* [Work instructions]
Could you output each line of the data that follows exactly?

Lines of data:
::::
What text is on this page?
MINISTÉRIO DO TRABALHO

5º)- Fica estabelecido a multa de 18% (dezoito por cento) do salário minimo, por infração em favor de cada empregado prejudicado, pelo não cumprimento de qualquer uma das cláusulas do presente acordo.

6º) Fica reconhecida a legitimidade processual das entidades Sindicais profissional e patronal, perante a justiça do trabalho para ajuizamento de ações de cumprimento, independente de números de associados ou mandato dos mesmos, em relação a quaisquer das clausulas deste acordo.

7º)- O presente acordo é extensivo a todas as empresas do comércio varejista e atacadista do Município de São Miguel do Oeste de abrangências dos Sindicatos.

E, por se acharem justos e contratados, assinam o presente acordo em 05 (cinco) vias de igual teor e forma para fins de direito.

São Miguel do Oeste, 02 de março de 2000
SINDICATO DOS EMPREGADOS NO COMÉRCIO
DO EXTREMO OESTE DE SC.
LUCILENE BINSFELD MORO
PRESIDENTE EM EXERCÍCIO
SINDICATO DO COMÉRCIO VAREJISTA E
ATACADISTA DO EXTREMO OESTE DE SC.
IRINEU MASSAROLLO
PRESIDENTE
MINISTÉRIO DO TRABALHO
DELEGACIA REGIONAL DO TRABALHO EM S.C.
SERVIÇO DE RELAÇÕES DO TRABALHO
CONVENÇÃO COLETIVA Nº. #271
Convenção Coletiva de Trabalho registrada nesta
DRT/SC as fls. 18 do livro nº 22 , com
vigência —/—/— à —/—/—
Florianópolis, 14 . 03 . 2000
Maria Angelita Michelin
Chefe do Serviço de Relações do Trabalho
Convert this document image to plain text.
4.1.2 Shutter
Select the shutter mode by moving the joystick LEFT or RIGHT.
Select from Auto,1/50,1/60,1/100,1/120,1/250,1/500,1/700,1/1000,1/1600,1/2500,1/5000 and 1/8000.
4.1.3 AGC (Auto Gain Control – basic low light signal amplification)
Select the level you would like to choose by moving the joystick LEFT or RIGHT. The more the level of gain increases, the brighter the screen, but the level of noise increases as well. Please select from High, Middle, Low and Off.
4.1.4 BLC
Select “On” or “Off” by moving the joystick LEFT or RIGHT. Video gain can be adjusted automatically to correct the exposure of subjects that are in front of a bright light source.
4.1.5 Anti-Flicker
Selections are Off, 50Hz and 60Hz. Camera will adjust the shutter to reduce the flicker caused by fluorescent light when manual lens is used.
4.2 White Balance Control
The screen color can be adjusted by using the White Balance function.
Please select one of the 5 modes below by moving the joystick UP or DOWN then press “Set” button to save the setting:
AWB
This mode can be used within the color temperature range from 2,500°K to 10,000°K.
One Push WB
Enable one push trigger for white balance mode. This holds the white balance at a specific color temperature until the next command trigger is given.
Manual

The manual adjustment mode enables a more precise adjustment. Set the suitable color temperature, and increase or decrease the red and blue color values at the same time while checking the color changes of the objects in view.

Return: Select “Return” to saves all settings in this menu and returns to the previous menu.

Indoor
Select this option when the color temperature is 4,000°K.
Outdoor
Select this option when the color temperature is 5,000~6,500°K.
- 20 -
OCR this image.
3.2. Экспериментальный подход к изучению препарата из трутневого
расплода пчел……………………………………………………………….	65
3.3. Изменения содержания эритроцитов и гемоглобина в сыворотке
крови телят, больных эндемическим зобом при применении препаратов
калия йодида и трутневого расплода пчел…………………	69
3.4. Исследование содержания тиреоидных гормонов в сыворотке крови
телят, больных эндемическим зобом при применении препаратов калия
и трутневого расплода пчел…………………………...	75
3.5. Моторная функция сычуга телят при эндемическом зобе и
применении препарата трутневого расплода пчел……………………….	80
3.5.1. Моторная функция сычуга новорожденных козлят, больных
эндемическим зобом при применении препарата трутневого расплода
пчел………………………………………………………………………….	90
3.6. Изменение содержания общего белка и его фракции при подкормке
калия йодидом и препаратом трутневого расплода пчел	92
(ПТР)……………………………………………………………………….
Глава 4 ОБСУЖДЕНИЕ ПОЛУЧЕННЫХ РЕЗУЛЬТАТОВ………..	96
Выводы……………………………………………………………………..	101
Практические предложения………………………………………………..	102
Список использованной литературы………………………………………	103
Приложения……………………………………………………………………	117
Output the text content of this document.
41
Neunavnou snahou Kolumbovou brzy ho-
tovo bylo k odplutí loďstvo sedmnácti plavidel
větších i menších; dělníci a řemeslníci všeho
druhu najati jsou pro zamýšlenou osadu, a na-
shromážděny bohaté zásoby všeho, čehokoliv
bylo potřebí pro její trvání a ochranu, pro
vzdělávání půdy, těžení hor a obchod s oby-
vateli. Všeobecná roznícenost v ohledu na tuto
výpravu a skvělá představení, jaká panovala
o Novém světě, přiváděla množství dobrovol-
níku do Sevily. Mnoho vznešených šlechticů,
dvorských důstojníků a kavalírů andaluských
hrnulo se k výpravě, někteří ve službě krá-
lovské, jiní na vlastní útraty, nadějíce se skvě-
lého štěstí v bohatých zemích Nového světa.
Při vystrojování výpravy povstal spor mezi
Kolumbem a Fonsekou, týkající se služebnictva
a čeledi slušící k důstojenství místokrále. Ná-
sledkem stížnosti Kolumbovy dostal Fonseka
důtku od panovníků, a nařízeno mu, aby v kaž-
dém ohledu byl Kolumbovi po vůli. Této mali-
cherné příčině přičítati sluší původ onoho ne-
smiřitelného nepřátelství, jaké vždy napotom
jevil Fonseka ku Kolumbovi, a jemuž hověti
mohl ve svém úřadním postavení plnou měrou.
::::
* [Solution to this problem]
What text is on this page?
MINISTÉRIO DO TRABALHO

5º)- Fica estabelecido a multa de 18% (dezoito por cento) do salário minimo, por infração em favor de cada empregado prejudicado, pelo não cumprimento de qualquer uma das cláusulas do presente acordo.

6º) Fica reconhecida a legitimidade processual das entidades Sindicais profissional e patronal, perante a justiça do trabalho para ajuizamento de ações de cumprimento, independente de números de associados ou mandato dos mesmos, em relação a quaisquer das clausulas deste acordo.

7º)- O presente acordo é extensivo a todas as empresas do comércio varejista e atacadista do Município de São Miguel do Oeste de abrangências dos Sindicatos.

E, por se acharem justos e contratados, assinam o presente acordo em 05 (cinco) vias de igual teor e forma para fins de direito.

São Miguel do Oeste, 02 de março de 2000
SINDICATO DOS EMPREGADOS NO COMÉRCIO
DO EXTREMO OESTE DE SC.
LUCILENE BINSFELD MORO
PRESIDENTE EM EXERCÍCIO
SINDICATO DO COMÉRCIO VAREJISTA E
ATACADISTA DO EXTREMO OESTE DE SC.
IRINEU MASSAROLLO
PRESIDENTE
MINISTÉRIO DO TRABALHO
DELEGACIA REGIONAL DO TRABALHO EM S.C.
SERVIÇO DE RELAÇÕES DO TRABALHO
CONVENÇÃO COLETIVA Nº. #271
Convenção Coletiva de Trabalho registrada nesta
DRT/SC as fls. 18 do livro nº 22 , com
vigência —/—/— à —/—/—
Florianópolis, 14 . 03 . 2000
Maria Angelita Michelin
Chefe do Serviço de Relações do Trabalho
Convert this document image to plain text.
4.1.2 Shutter
Select the shutter mode by moving the joystick LEFT or RIGHT.
Select from Auto,1/50,1/60,1/100,1/120,1/250,1/500,1/700,1/1000,1/1600,1/2500,1/5000 and 1/8000.
4.1.3 AGC (Auto Gain Control – basic low light signal amplification)
Select the level you would like to choose by moving the joystick LEFT or RIGHT. The more the level of gain increases, the brighter the screen, but the level of noise increases as well. Please select from High, Middle, Low and Off.
4.1.4 BLC
Select “On” or “Off” by moving the joystick LEFT or RIGHT. Video gain can be adjusted automatically to correct the exposure of subjects that are in front of a bright light source.
4.1.5 Anti-Flicker
Selections are Off, 50Hz and 60Hz. Camera will adjust the shutter to reduce the flicker caused by fluorescent light when manual lens is used.
4.2 White Balance Control
The screen color can be adjusted by using the White Balance function.
Please select one of the 5 modes below by moving the joystick UP or DOWN then press “Set” button to save the setting:
AWB
This mode can be used within the color temperature range from 2,500°K to 10,000°K.
One Push WB
Enable one push trigger for white balance mode. This holds the white balance at a specific color temperature until the next command trigger is given.
Manual

The manual adjustment mode enables a more precise adjustment. Set the suitable color temperature, and increase or decrease the red and blue color values at the same time while checking the color changes of the objects in view.

Return: Select “Return” to saves all settings in this menu and returns to the previous menu.

Indoor
Select this option when the color temperature is 4,000°K.
Outdoor
Select this option when the color temperature is 5,000~6,500°K.
- 20 -
OCR this image.
3.2. Экспериментальный подход к изучению препарата из трутневого
расплода пчел……………………………………………………………….	65
3.3. Изменения содержания эритроцитов и гемоглобина в сыворотке
крови телят, больных эндемическим зобом при применении препаратов
калия йодида и трутневого расплода пчел…………………	69
3.4. Исследование содержания тиреоидных гормонов в сыворотке крови
телят, больных эндемическим зобом при применении препаратов калия
и трутневого расплода пчел…………………………...	75
3.5. Моторная функция сычуга телят при эндемическом зобе и
применении препарата трутневого расплода пчел……………………….	80
3.5.1. Моторная функция сычуга новорожденных козлят, больных
эндемическим зобом при применении препарата трутневого расплода
пчел………………………………………………………………………….	90
3.6. Изменение содержания общего белка и его фракции при подкормке
калия йодидом и препаратом трутневого расплода пчел	92
(ПТР)……………………………………………………………………….
Глава 4 ОБСУЖДЕНИЕ ПОЛУЧЕННЫХ РЕЗУЛЬТАТОВ………..	96
Выводы……………………………………………………………………..	101
Практические предложения………………………………………………..	102
Список использованной литературы………………………………………	103
Приложения……………………………………………………………………	117
Output the text content of this document.
41
Neunavnou snahou Kolumbovou brzy ho-
tovo bylo k odplutí loďstvo sedmnácti plavidel
větších i menších; dělníci a řemeslníci všeho
druhu najati jsou pro zamýšlenou osadu, a na-
shromážděny bohaté zásoby všeho, čehokoliv
bylo potřebí pro její trvání a ochranu, pro
vzdělávání půdy, těžení hor a obchod s oby-
vateli. Všeobecná roznícenost v ohledu na tuto
výpravu a skvělá představení, jaká panovala
o Novém světě, přiváděla množství dobrovol-
níku do Sevily. Mnoho vznešených šlechticů,
dvorských důstojníků a kavalírů andaluských
hrnulo se k výpravě, někteří ve službě krá-
lovské, jiní na vlastní útraty, nadějíce se skvě-
lého štěstí v bohatých zemích Nového světa.
Při vystrojování výpravy povstal spor mezi
Kolumbem a Fonsekou, týkající se služebnictva
a čeledi slušící k důstojenství místokrále. Ná-
sledkem stížnosti Kolumbovy dostal Fonseka
důtku od panovníků, a nařízeno mu, aby v kaž-
dém ohledu byl Kolumbovi po vůli. Této mali-
cherné příčině přičítati sluší původ onoho ne-
smiřitelného nepřátelství, jaké vždy napotom
jevil Fonseka ku Kolumbovi, a jemuž hověti
mohl ve svém úřadním postavení plnou měrou.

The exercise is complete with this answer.